TASK STATEMENT
Work out how many lines of the material below mention the word "from"; reply with the number only.

EXTRACTED RECORDS
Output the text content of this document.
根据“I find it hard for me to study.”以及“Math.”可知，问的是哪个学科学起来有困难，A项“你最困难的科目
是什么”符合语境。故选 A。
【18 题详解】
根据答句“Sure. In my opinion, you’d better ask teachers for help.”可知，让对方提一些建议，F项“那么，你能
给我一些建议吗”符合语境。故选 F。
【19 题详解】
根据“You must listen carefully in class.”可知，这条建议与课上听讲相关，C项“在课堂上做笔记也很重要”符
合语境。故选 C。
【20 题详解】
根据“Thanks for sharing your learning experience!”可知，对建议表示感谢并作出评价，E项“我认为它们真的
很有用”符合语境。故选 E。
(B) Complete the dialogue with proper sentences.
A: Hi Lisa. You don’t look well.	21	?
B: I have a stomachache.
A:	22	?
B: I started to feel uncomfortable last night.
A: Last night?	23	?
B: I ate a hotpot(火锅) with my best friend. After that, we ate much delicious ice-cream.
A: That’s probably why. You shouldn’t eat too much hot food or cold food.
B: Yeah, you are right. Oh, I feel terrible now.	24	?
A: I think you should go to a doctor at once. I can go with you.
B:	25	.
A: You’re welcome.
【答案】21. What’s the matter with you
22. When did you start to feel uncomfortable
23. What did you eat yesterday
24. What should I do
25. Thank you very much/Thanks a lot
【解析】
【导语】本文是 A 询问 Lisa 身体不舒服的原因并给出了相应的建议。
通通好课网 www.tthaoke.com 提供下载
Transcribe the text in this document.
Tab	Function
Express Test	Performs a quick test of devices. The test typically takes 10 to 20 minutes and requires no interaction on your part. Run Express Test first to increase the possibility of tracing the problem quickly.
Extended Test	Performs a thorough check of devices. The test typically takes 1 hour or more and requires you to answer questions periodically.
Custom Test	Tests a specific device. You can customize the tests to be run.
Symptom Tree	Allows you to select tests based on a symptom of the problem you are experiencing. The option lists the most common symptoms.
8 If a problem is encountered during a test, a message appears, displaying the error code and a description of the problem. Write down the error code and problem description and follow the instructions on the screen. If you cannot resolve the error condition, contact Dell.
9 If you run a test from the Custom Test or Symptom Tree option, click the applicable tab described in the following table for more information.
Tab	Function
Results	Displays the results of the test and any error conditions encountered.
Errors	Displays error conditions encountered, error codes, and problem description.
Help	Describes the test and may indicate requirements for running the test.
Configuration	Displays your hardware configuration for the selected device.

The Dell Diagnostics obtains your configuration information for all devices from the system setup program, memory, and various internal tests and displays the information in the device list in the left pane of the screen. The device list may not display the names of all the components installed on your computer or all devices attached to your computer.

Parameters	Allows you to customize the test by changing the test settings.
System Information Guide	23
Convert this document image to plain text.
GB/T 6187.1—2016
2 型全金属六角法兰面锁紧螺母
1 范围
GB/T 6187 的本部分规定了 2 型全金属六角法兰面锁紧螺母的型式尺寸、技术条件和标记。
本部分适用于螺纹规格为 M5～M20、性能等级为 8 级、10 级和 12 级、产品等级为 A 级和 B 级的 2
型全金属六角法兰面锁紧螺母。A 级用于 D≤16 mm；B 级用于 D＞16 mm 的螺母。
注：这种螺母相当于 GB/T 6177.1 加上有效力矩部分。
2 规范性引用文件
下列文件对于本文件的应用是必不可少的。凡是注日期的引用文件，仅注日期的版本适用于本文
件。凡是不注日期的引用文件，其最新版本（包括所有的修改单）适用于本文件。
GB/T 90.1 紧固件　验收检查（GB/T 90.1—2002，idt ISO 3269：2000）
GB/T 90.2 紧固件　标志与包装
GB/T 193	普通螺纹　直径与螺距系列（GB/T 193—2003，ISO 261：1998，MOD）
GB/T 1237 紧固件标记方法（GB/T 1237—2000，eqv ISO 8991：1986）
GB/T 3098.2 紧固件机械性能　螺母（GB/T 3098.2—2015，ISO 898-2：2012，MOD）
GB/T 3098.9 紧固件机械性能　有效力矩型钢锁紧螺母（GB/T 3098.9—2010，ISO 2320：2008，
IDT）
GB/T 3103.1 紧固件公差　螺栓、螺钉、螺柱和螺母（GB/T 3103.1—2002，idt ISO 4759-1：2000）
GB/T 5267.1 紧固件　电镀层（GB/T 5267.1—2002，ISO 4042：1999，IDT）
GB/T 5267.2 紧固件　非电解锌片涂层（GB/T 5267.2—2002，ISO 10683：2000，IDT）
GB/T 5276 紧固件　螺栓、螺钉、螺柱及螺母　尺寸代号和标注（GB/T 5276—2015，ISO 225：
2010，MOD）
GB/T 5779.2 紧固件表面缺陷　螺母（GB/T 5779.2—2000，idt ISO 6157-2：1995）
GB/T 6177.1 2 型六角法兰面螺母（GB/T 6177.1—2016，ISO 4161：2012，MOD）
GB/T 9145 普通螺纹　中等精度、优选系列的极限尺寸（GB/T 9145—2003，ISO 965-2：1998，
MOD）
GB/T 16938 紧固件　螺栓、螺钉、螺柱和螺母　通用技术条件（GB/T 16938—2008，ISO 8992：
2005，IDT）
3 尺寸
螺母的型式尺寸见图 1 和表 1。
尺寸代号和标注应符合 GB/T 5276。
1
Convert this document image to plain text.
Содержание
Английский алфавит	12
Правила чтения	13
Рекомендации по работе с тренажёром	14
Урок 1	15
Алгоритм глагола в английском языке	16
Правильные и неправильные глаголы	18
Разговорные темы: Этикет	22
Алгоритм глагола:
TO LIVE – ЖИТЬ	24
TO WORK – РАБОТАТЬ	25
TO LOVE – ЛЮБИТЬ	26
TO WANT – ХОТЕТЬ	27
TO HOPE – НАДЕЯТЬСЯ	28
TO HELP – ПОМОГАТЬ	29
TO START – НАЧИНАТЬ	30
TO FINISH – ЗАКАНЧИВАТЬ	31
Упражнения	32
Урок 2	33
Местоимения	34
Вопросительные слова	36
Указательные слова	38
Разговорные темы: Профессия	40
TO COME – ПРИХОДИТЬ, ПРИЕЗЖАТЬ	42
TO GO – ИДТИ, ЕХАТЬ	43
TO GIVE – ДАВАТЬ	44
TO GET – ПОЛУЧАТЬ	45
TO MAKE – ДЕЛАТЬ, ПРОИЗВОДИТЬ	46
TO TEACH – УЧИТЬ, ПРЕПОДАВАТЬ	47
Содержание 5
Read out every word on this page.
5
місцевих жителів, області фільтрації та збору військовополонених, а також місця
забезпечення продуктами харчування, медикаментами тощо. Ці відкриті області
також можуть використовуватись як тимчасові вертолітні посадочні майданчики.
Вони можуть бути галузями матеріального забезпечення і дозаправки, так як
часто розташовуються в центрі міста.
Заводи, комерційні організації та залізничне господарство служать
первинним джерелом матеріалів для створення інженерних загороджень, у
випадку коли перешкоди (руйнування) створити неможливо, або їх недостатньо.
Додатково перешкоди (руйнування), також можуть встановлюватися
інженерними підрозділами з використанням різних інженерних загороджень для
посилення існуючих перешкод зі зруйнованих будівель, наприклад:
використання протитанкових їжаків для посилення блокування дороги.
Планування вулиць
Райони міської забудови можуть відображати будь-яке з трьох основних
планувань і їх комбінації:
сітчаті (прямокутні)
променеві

EXERCISE OUTPUT
2